* START *

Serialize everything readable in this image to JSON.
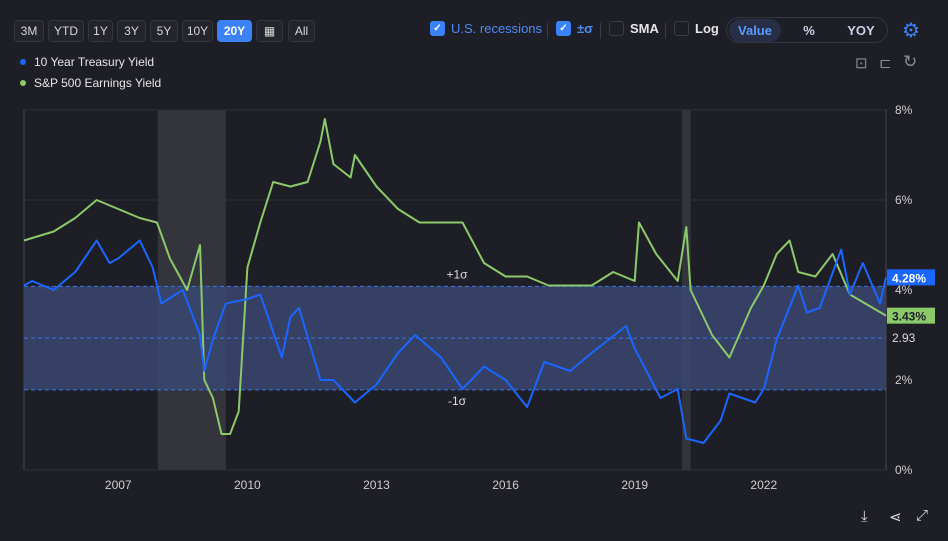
{
  "range_buttons": [
    "3M",
    "YTD",
    "1Y",
    "3Y",
    "5Y",
    "10Y",
    "20Y",
    "All"
  ],
  "active_range": "20Y",
  "legend": [
    {
      "label": "10 Year Treasury Yield",
      "color": "#1a66ff"
    },
    {
      "label": "S&P 500 Earnings Yield",
      "color": "#8cc96a"
    }
  ],
  "controls": {
    "recessions": "U.S. recessions",
    "sigma": "±σ",
    "sma": "SMA",
    "log": "Log"
  },
  "modes": [
    "Value",
    "%",
    "YOY"
  ],
  "active_mode": "Value",
  "chart_data": {
    "type": "line",
    "x_ticks": [
      2007,
      2010,
      2013,
      2016,
      2019,
      2022
    ],
    "x_range": [
      2004.81,
      2024.84
    ],
    "y_ticks": [
      "0%",
      "2%",
      "4%",
      "6%",
      "8%"
    ],
    "y_tick_values": [
      0,
      2,
      4,
      6,
      8
    ],
    "ylim": [
      0,
      8
    ],
    "sigma": {
      "mean": 2.93,
      "mean_label": "2.93",
      "plus": 4.08,
      "minus": 1.78,
      "plus_label": "+1σ",
      "minus_label": "-1σ"
    },
    "recessions": [
      [
        2007.92,
        2009.5
      ],
      [
        2020.1,
        2020.3
      ]
    ],
    "series": [
      {
        "name": "10 Year Treasury Yield",
        "color": "#1a66ff",
        "last_label": "4.28%",
        "points": [
          [
            2004.81,
            4.1
          ],
          [
            2005,
            4.2
          ],
          [
            2005.5,
            4.0
          ],
          [
            2006,
            4.4
          ],
          [
            2006.5,
            5.1
          ],
          [
            2006.8,
            4.6
          ],
          [
            2007,
            4.7
          ],
          [
            2007.5,
            5.1
          ],
          [
            2007.8,
            4.5
          ],
          [
            2008,
            3.7
          ],
          [
            2008.5,
            4.0
          ],
          [
            2008.9,
            3.0
          ],
          [
            2009,
            2.2
          ],
          [
            2009.2,
            2.9
          ],
          [
            2009.5,
            3.7
          ],
          [
            2010,
            3.8
          ],
          [
            2010.3,
            3.9
          ],
          [
            2010.8,
            2.5
          ],
          [
            2011,
            3.4
          ],
          [
            2011.2,
            3.6
          ],
          [
            2011.7,
            2.0
          ],
          [
            2012,
            2.0
          ],
          [
            2012.5,
            1.5
          ],
          [
            2013,
            1.9
          ],
          [
            2013.5,
            2.6
          ],
          [
            2013.9,
            3.0
          ],
          [
            2014.5,
            2.5
          ],
          [
            2015,
            1.8
          ],
          [
            2015.5,
            2.3
          ],
          [
            2016,
            2.0
          ],
          [
            2016.5,
            1.4
          ],
          [
            2016.9,
            2.4
          ],
          [
            2017.5,
            2.2
          ],
          [
            2018,
            2.6
          ],
          [
            2018.8,
            3.2
          ],
          [
            2019,
            2.7
          ],
          [
            2019.6,
            1.6
          ],
          [
            2020,
            1.8
          ],
          [
            2020.2,
            0.7
          ],
          [
            2020.6,
            0.6
          ],
          [
            2021,
            1.1
          ],
          [
            2021.2,
            1.7
          ],
          [
            2021.8,
            1.5
          ],
          [
            2022,
            1.8
          ],
          [
            2022.3,
            2.9
          ],
          [
            2022.8,
            4.1
          ],
          [
            2023,
            3.5
          ],
          [
            2023.3,
            3.6
          ],
          [
            2023.8,
            4.9
          ],
          [
            2024,
            3.9
          ],
          [
            2024.3,
            4.6
          ],
          [
            2024.7,
            3.7
          ],
          [
            2024.84,
            4.28
          ]
        ]
      },
      {
        "name": "S&P 500 Earnings Yield",
        "color": "#8cc96a",
        "last_label": "3.43%",
        "points": [
          [
            2004.81,
            5.1
          ],
          [
            2005.5,
            5.3
          ],
          [
            2006,
            5.6
          ],
          [
            2006.5,
            6.0
          ],
          [
            2007,
            5.8
          ],
          [
            2007.5,
            5.6
          ],
          [
            2007.9,
            5.5
          ],
          [
            2008.2,
            4.7
          ],
          [
            2008.6,
            4.0
          ],
          [
            2008.9,
            5.0
          ],
          [
            2009.0,
            2.0
          ],
          [
            2009.2,
            1.6
          ],
          [
            2009.4,
            0.8
          ],
          [
            2009.6,
            0.8
          ],
          [
            2009.8,
            1.3
          ],
          [
            2010,
            4.5
          ],
          [
            2010.3,
            5.5
          ],
          [
            2010.6,
            6.4
          ],
          [
            2011,
            6.3
          ],
          [
            2011.4,
            6.4
          ],
          [
            2011.7,
            7.3
          ],
          [
            2011.8,
            7.8
          ],
          [
            2012,
            6.8
          ],
          [
            2012.4,
            6.5
          ],
          [
            2012.5,
            7.0
          ],
          [
            2013,
            6.3
          ],
          [
            2013.5,
            5.8
          ],
          [
            2014,
            5.5
          ],
          [
            2015,
            5.5
          ],
          [
            2015.5,
            4.6
          ],
          [
            2016,
            4.3
          ],
          [
            2016.5,
            4.3
          ],
          [
            2017,
            4.1
          ],
          [
            2018,
            4.1
          ],
          [
            2018.5,
            4.4
          ],
          [
            2019,
            4.2
          ],
          [
            2019.1,
            5.5
          ],
          [
            2019.5,
            4.8
          ],
          [
            2020,
            4.2
          ],
          [
            2020.2,
            5.4
          ],
          [
            2020.3,
            4.0
          ],
          [
            2020.8,
            3.0
          ],
          [
            2021.2,
            2.5
          ],
          [
            2021.7,
            3.6
          ],
          [
            2022,
            4.1
          ],
          [
            2022.3,
            4.8
          ],
          [
            2022.6,
            5.1
          ],
          [
            2022.8,
            4.4
          ],
          [
            2023.2,
            4.3
          ],
          [
            2023.6,
            4.8
          ],
          [
            2024,
            3.9
          ],
          [
            2024.84,
            3.43
          ]
        ]
      }
    ]
  }
}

* END *

GIVEN PROBLEM — Every line holding "Year" should be copied out.

EXERCISE RESULT —
      "label": "10 Year Treasury Yield",
        "name": "10 Year Treasury Yield",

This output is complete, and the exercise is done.